- Set task: Put every line, starting with the line containing "y-tick-label: 20.0% [6, 233, 48, 251]" and going on through the line containing "data-label: 37.2% [54, 140, 99, 160]", into a JSON list of strings, one string per line. Include both end lines, omit blank lines, and leave out all other lines of the rows.

──────

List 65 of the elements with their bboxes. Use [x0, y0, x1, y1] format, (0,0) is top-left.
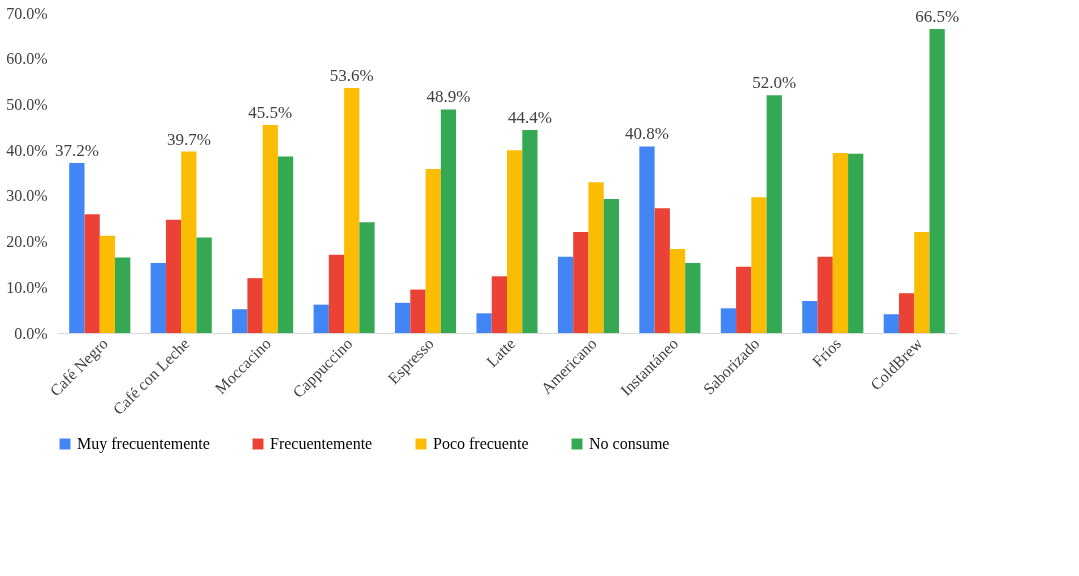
y-tick-label: 20.0% [6, 233, 48, 251]
bar [359, 222, 375, 333]
bar [196, 237, 212, 333]
bar [507, 150, 523, 333]
bar [425, 168, 441, 333]
bar [751, 197, 767, 333]
bar [277, 156, 294, 333]
bar [603, 199, 619, 333]
bar [832, 152, 849, 333]
bar [720, 308, 737, 333]
bar [115, 257, 131, 333]
y-tick-label: 60.0% [6, 50, 48, 68]
bar [395, 302, 411, 333]
bar [410, 289, 426, 333]
y-tick-label: 30.0% [6, 187, 48, 205]
bar [929, 29, 945, 333]
bar [588, 182, 604, 333]
bar [99, 235, 116, 333]
bar [573, 231, 589, 333]
bar [165, 219, 182, 333]
bar [440, 109, 457, 333]
bar [232, 309, 248, 333]
bar [84, 214, 100, 333]
bar [817, 256, 833, 333]
bar [313, 304, 329, 333]
bar [476, 313, 492, 333]
data-label: 48.9% [426, 87, 471, 107]
bar [736, 266, 752, 333]
bar [848, 153, 864, 333]
bar [247, 278, 263, 333]
bar [766, 95, 782, 333]
data-label: 40.8% [625, 124, 669, 144]
data-label: 45.5% [248, 103, 293, 122]
data-label: 44.4% [507, 108, 552, 128]
bar [669, 248, 686, 333]
data-label: 52.0% [752, 73, 797, 93]
legend-label: Muy frecuentemente [77, 435, 210, 453]
bar [491, 276, 507, 333]
data-label: 53.6% [329, 65, 374, 85]
bar [914, 231, 930, 333]
y-tick-label: 10.0% [6, 278, 48, 296]
bar [639, 146, 655, 333]
bar [150, 263, 166, 333]
data-label: 37.2% [54, 140, 99, 160]
bar [522, 130, 538, 333]
bar [557, 256, 574, 333]
bar [262, 125, 278, 333]
bar [802, 301, 818, 333]
bar [685, 263, 701, 333]
y-tick-label: 50.0% [6, 95, 48, 113]
y-tick-label: 40.0% [6, 141, 48, 159]
bar [654, 208, 670, 333]
legend-label: Poco frecuente [433, 435, 529, 452]
bar [883, 314, 899, 333]
y-tick-label: 70.0% [6, 4, 48, 22]
bar [898, 293, 915, 333]
bar [69, 162, 85, 333]
legend-label: Frecuentemente [270, 435, 373, 452]
bar [344, 87, 360, 333]
bar [181, 151, 197, 333]
data-label: 66.5% [915, 7, 960, 26]
legend-label: No consume [589, 435, 670, 452]
bar [328, 254, 345, 333]
y-tick-label: 0.0% [14, 324, 48, 342]
data-label: 39.7% [166, 129, 211, 149]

──────

- Exercise answer:
[
  "y-tick-label: 20.0% [6, 233, 48, 251]",
  "bar [359, 222, 375, 333]",
  "bar [196, 237, 212, 333]",
  "bar [507, 150, 523, 333]",
  "bar [425, 168, 441, 333]",
  "bar [751, 197, 767, 333]",
  "bar [277, 156, 294, 333]",
  "bar [603, 199, 619, 333]",
  "bar [832, 152, 849, 333]",
  "bar [720, 308, 737, 333]",
  "bar [115, 257, 131, 333]",
  "y-tick-label: 60.0% [6, 50, 48, 68]",
  "bar [395, 302, 411, 333]",
  "bar [410, 289, 426, 333]",
  "y-tick-label: 30.0% [6, 187, 48, 205]",
  "bar [929, 29, 945, 333]",
  "bar [588, 182, 604, 333]",
  "bar [99, 235, 116, 333]",
  "bar [573, 231, 589, 333]",
  "bar [165, 219, 182, 333]",
  "bar [440, 109, 457, 333]",
  "bar [232, 309, 248, 333]",
  "bar [84, 214, 100, 333]",
  "bar [817, 256, 833, 333]",
  "bar [313, 304, 329, 333]",
  "bar [476, 313, 492, 333]",
  "data-label: 48.9% [426, 87, 471, 107]",
  "bar [736, 266, 752, 333]",
  "bar [848, 153, 864, 333]",
  "bar [247, 278, 263, 333]",
  "bar [766, 95, 782, 333]",
  "data-label: 40.8% [625, 124, 669, 144]",
  "data-label: 45.5% [248, 103, 293, 122]",
  "data-label: 44.4% [507, 108, 552, 128]",
  "bar [669, 248, 686, 333]",
  "data-label: 52.0% [752, 73, 797, 93]",
  "legend-label: Muy frecuentemente [77, 435, 210, 453]",
  "bar [491, 276, 507, 333]",
  "data-label: 53.6% [329, 65, 374, 85]",
  "bar [914, 231, 930, 333]",
  "y-tick-label: 10.0% [6, 278, 48, 296]",
  "bar [639, 146, 655, 333]",
  "bar [150, 263, 166, 333]",
  "data-label: 37.2% [54, 140, 99, 160]"
]